[Collected data entries]
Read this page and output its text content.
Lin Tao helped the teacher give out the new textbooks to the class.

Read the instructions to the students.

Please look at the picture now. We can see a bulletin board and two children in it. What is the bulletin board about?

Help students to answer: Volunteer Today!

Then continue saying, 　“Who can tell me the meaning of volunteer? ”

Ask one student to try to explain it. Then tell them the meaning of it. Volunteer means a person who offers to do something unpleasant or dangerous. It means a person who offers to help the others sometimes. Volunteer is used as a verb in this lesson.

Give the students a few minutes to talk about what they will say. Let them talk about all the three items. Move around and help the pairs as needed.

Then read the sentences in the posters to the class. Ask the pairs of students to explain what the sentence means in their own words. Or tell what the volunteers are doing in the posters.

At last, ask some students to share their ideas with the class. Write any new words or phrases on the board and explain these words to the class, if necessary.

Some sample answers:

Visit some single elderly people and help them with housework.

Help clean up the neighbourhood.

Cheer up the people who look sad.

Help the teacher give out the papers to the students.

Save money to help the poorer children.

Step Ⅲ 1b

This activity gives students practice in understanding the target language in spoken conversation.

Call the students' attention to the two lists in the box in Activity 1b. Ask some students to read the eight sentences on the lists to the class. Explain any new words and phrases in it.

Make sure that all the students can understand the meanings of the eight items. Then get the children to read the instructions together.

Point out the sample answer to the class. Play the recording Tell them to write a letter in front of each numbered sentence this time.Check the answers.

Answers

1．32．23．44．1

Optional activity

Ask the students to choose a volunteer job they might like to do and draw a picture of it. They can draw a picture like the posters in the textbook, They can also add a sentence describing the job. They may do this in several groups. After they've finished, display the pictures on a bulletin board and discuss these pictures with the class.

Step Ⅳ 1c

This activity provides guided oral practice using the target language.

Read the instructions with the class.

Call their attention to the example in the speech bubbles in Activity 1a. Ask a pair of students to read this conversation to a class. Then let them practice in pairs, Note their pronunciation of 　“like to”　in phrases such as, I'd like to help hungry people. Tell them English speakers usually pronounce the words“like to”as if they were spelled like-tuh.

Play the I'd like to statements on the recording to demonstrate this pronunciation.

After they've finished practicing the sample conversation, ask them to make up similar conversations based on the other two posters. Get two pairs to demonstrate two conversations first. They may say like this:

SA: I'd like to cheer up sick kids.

* **JOB**:
Write out all of the records above exactly as they appear.

* **SOLUTION FOR THIS PROBLEM**:
Read this page and output its text content.
Lin Tao helped the teacher give out the new textbooks to the class.

Read the instructions to the students.

Please look at the picture now. We can see a bulletin board and two children in it. What is the bulletin board about?

Help students to answer: Volunteer Today!

Then continue saying, 　“Who can tell me the meaning of volunteer? ”

Ask one student to try to explain it. Then tell them the meaning of it. Volunteer means a person who offers to do something unpleasant or dangerous. It means a person who offers to help the others sometimes. Volunteer is used as a verb in this lesson.

Give the students a few minutes to talk about what they will say. Let them talk about all the three items. Move around and help the pairs as needed.

Then read the sentences in the posters to the class. Ask the pairs of students to explain what the sentence means in their own words. Or tell what the volunteers are doing in the posters.

At last, ask some students to share their ideas with the class. Write any new words or phrases on the board and explain these words to the class, if necessary.

Some sample answers:

Visit some single elderly people and help them with housework.

Help clean up the neighbourhood.

Cheer up the people who look sad.

Help the teacher give out the papers to the students.

Save money to help the poorer children.

Step Ⅲ 1b

This activity gives students practice in understanding the target language in spoken conversation.

Call the students' attention to the two lists in the box in Activity 1b. Ask some students to read the eight sentences on the lists to the class. Explain any new words and phrases in it.

Make sure that all the students can understand the meanings of the eight items. Then get the children to read the instructions together.

Point out the sample answer to the class. Play the recording Tell them to write a letter in front of each numbered sentence this time.Check the answers.

Answers

1．32．23．44．1

Optional activity

Ask the students to choose a volunteer job they might like to do and draw a picture of it. They can draw a picture like the posters in the textbook, They can also add a sentence describing the job. They may do this in several groups. After they've finished, display the pictures on a bulletin board and discuss these pictures with the class.

Step Ⅳ 1c

This activity provides guided oral practice using the target language.

Read the instructions with the class.

Call their attention to the example in the speech bubbles in Activity 1a. Ask a pair of students to read this conversation to a class. Then let them practice in pairs, Note their pronunciation of 　“like to”　in phrases such as, I'd like to help hungry people. Tell them English speakers usually pronounce the words“like to”as if they were spelled like-tuh.

Play the I'd like to statements on the recording to demonstrate this pronunciation.

After they've finished practicing the sample conversation, ask them to make up similar conversations based on the other two posters. Get two pairs to demonstrate two conversations first. They may say like this:

SA: I'd like to cheer up sick kids.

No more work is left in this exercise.